··· Extract provided

Yeah. When I was thinking back to how it was in the beginning—[sighs.] I think I did—I put a ton of pressure on myself? Which is… par fot he course. Um, but I remember being, like, in the kitchen making dinner and we are in a second-story apartment and I could hear them coming up the stairs? Like, their dad had gone and picked them up and they’d come back. And I have this terrifying feeling like an elephant sitting on my chest? And I thought—someday, that sound won’t scare the life out of me anymore. Like, it just—I wanted to do so well at it and you’re right. There were so many different requirements? Like, one kid would’ve been very different than four kids. And I did my best and I made mistakes along the way and I was reminded of those mistakes frequently by children. [Laughs.] [Biz laughs.] And, um… y’know. But I do remember also a lot at the time saying, “They’re really kind.” I mean, first of all, my stepchildren are really lovely human beings and they have been very generous in spirit with me. When, like, they didn’t have to be. But— [Biz laughs.] I remembered saying at the time, like, “Well, they’re really kind because only one of them’s really mad at me at once.” [Biz laughs.] Like, they take turns. But one of em’s always pissed at me.

······
··· Stored rows

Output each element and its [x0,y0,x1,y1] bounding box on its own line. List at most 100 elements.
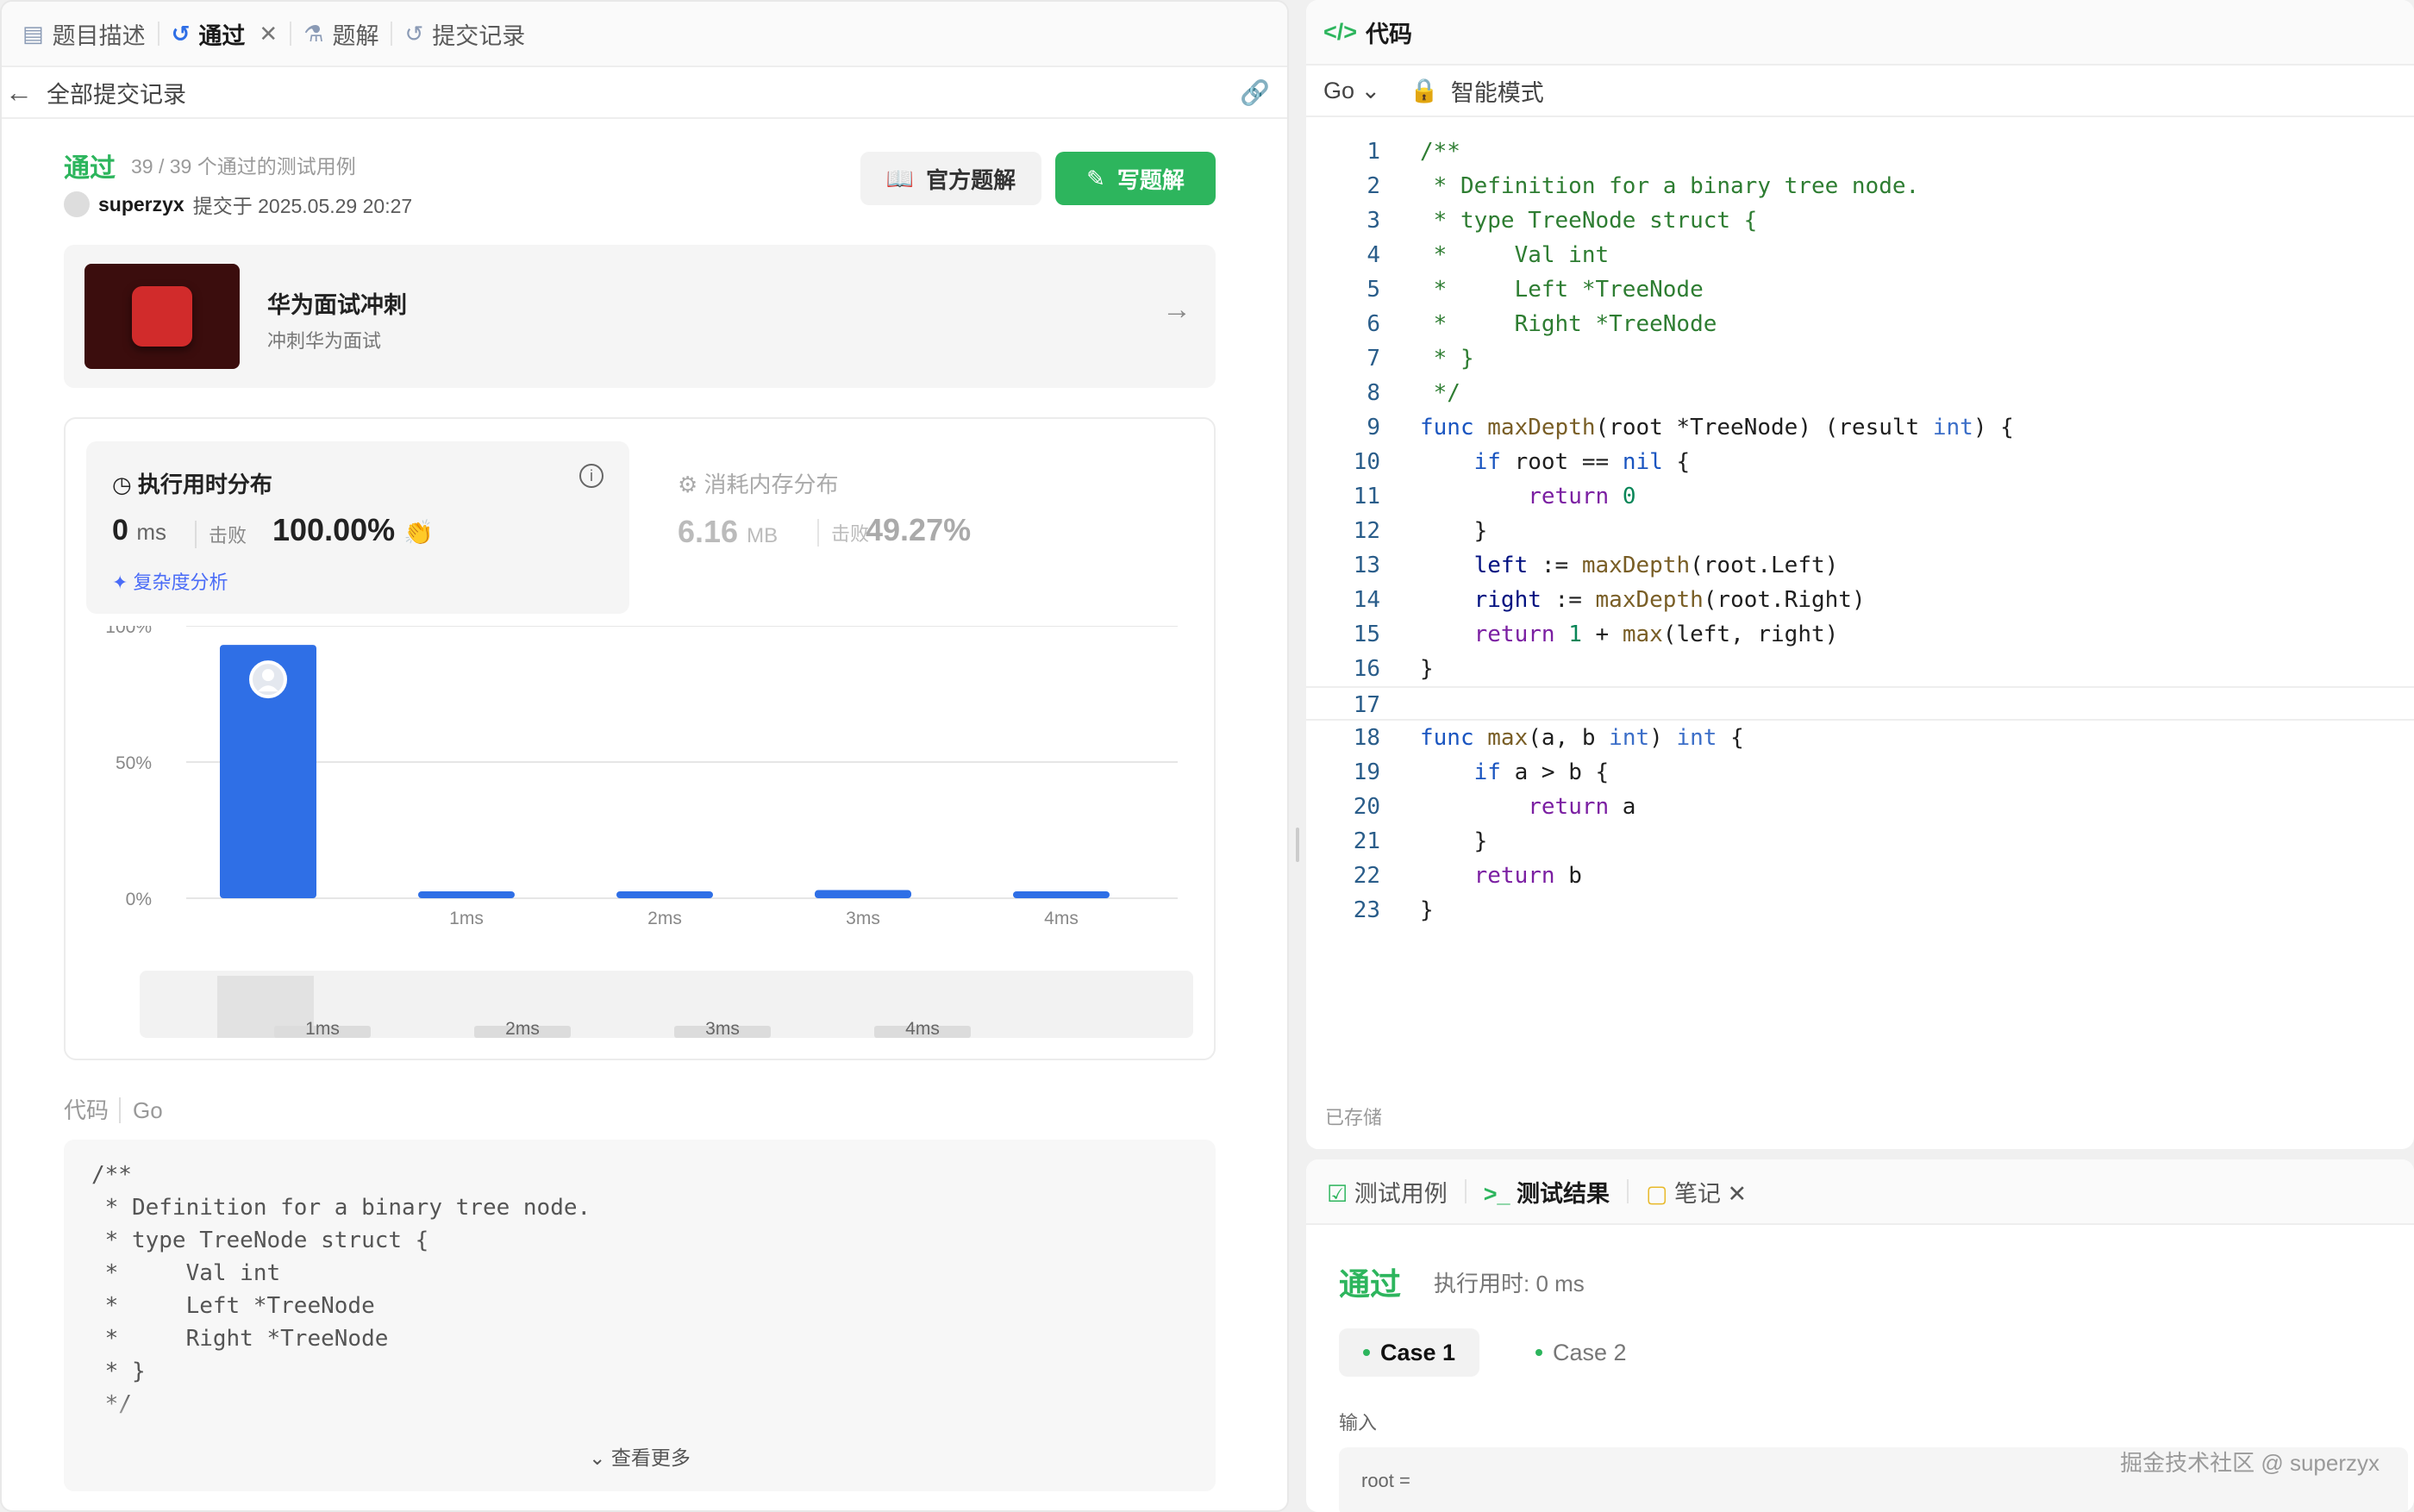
tab-solutions[interactable]: ⚗ 题解 [291,2,391,66]
editor-toolbar: Go ⌄ 🔒 智能模式 [1306,66,2414,117]
tab-testcases[interactable]: ☑ 测试用例 [1327,1175,1448,1209]
tab-separator [1627,1179,1629,1203]
chevron-down-icon: ⌄ [589,1446,611,1469]
code-preview: /** * Definition for a binary tree node.… [64,1140,1216,1491]
info-icon[interactable]: i [579,464,604,488]
result-tabbar: ☑ 测试用例 >_ 测试结果 ▢ 笔记 ✕ [1306,1159,2414,1225]
flask-icon: ⚗ [303,20,324,47]
code-preview-text: /** * Definition for a binary tree node.… [91,1162,591,1417]
slider-svg: 1ms 2ms 3ms 4ms [217,976,971,1039]
code-line: 19 if a > b { [1353,759,1610,785]
submission-status: 通过 [64,154,116,183]
username[interactable]: superzyx [98,193,184,216]
tab-description[interactable]: ▤ 题目描述 [10,2,158,66]
code-line: 11 return 0 [1353,484,1636,509]
runtime-beat-label: 击败 [195,521,247,548]
submit-time: 提交于 2025.05.29 20:27 [192,195,413,217]
note-icon: ▢ [1646,1180,1675,1207]
runtime-value: 0 ms [112,514,167,547]
code-line: 16} [1353,656,1434,682]
slider-label: 1ms [305,1019,340,1038]
result-status: 通过 [1339,1266,1402,1302]
promo-card[interactable]: 华为面试冲刺 冲刺华为面试 → [64,245,1216,388]
x-tick-label: 4ms [1044,909,1079,928]
result-runtime: 执行用时: 0 ms [1434,1271,1585,1296]
mode-label[interactable]: 智能模式 [1451,74,1544,108]
all-submissions-link[interactable]: 全部提交记录 [47,76,186,109]
code-line: 12 } [1353,518,1488,544]
code-line: 15 return 1 + max(left, right) [1353,622,1839,647]
promo-subtitle: 冲刺华为面试 [267,330,382,352]
case-2-tab[interactable]: Case 2 [1511,1328,1651,1377]
tab-accepted[interactable]: ↺ 通过 ✕ [159,2,291,66]
result-panel: ☑ 测试用例 >_ 测试结果 ▢ 笔记 ✕ 通过 执行用时: 0 ms Case… [1306,1159,2414,1512]
editor-header: </> 代码 [1306,0,2414,66]
code-section-label: 代码 Go [64,1097,163,1123]
book-icon: 📖 [885,165,915,191]
avatar-marker-head [262,669,274,682]
avatar[interactable] [64,191,90,217]
close-icon[interactable]: ✕ [259,21,278,47]
doc-icon: ▤ [22,20,44,47]
clap-icon: 👏 [403,519,435,546]
chart-bar [616,891,713,898]
y-tick-label: 100% [105,626,152,637]
language-select[interactable]: Go ⌄ [1323,78,1380,104]
tab-notes[interactable]: ▢ 笔记 ✕ [1646,1175,1747,1209]
tab-separator [1464,1179,1467,1203]
stats-card: ◷ 执行用时分布 i 0 ms 击败 100.00% 👏 ✦ 复杂度分析 ⚙ 消… [64,417,1216,1060]
code-line: 6 * Right *TreeNode [1366,311,1717,337]
y-tick-label: 0% [126,890,152,909]
chip-icon: ⚙ [678,472,704,497]
chart-bar [418,891,515,898]
sparkle-icon: ✦ [112,572,134,593]
memory-title[interactable]: ⚙ 消耗内存分布 [678,467,839,499]
back-arrow-icon[interactable]: ← [5,77,33,109]
runtime-box[interactable]: ◷ 执行用时分布 i 0 ms 击败 100.00% 👏 ✦ 复杂度分析 [86,441,629,614]
promo-image [84,264,240,369]
code-line: 3 * type TreeNode struct { [1366,208,1758,234]
input-label: 输入 [1339,1412,1378,1434]
terminal-icon: >_ [1483,1180,1517,1207]
checkbox-icon: ☑ [1327,1180,1354,1207]
code-line: 20 return a [1353,794,1636,820]
code-line: 18 func max(a, b int) int { [1353,725,1744,751]
code-editor[interactable]: 1/** 2 * Definition for a binary tree no… [1306,134,2414,928]
history-icon: ↺ [404,20,424,47]
complexity-link[interactable]: ✦ 复杂度分析 [112,567,228,595]
code-line: 5 * Left *TreeNode [1366,277,1704,303]
show-more-button[interactable]: ⌄ 查看更多 [64,1441,1216,1471]
runtime-distribution-chart: 100% 50% 0% 1ms 2ms 3ms 4ms [105,626,1178,928]
pass-dot [1535,1349,1542,1356]
code-line: 9 func maxDepth(root *TreeNode) (result i… [1366,415,2014,440]
lock-icon: 🔒 [1410,78,1439,103]
tab-test-result[interactable]: >_ 测试结果 [1484,1175,1610,1209]
left-tabbar: ▤ 题目描述 ↺ 通过 ✕ ⚗ 题解 ↺ 提交记录 [2,2,1287,67]
chart-bar [815,890,911,898]
code-line: 23} [1353,897,1434,923]
saved-status: 已存储 [1325,1107,1383,1128]
tab-submissions[interactable]: ↺ 提交记录 [392,2,537,66]
close-icon[interactable]: ✕ [1728,1181,1748,1207]
panel-resize-handle[interactable] [1296,828,1299,862]
x-tick-label: 1ms [449,909,484,928]
slider-label: 4ms [905,1019,940,1038]
code-line: 4 * Val int [1366,242,1610,268]
chart-range-slider[interactable]: 1ms 2ms 3ms 4ms [140,971,1193,1039]
case-1-tab[interactable]: Case 1 [1339,1328,1480,1377]
clock-icon: ◷ [112,472,138,497]
code-icon: </> [1323,18,1358,45]
write-solution-button[interactable]: ✎ 写题解 [1055,152,1216,205]
link-icon[interactable]: 🔗 [1240,78,1270,107]
history-icon: ↺ [171,20,191,47]
code-line: 10 if root == nil { [1353,449,1691,475]
code-lang: Go [119,1097,163,1123]
slider-label: 3ms [705,1019,740,1038]
official-solution-button[interactable]: 📖 官方题解 [860,152,1041,205]
memory-value: 6.16 MB [678,514,779,549]
x-tick-label: 3ms [846,909,880,928]
pass-dot [1363,1349,1370,1356]
arrow-right-icon[interactable]: → [1162,293,1191,327]
code-fade [64,1388,1216,1491]
watermark: 掘金技术社区 @ superzyx [2120,1450,2380,1476]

······

■ **Objectives**:
a) Answer these questions about the transcript on becoming a stepparent, one per line:
(i) What floor was the apartment on?
(ii) Who had gone to pick up the children?
(iii) How many kids were there?
b) Write the next few sentences of the transcript on becoming a stepparent, picking up after its final sentence.

■ **Results of the exercise**:
a)
(i) The second story.
(ii) Their dad.
(iii) Four.

b)
biz

Nice.

rebecca

I don’t always know why.

biz

Yeah. Well, that’s the real mystery of all parenting. [Laughs.]

rebecca

Yes. [Laughs.]

biz

Why is this child yelling at me right now? Why are you so mad at me? Well that is very generous of them that they would spread out the anger.

rebecca

Yes. It’s much more manageable than the concentrated.

biz

Can I ask about… like… guilt traps as the parent. Because I… have wrestled with how I have ruined everything for my children many times. Y’know, like, oh, Christmas is ruined because I can’t make this perfect. Right? Like, I mean—I sat on the floor crying at Katy Belle when she was four, like [wild voice] “I gotta make this perfect!” [Regular voice] Right? When I’m like—now I look back on that, I’m like, oh my god! She just—she could never have even processed that what she was asking that I was taking it in and chewing it up in a totally different way? But like, y’know. I’d like to think that sort of guilt trap we all experience and, y’know, exactly the same. But probably not! Like, I would imagine it’s ratched up a little bit when it’s new for everybody.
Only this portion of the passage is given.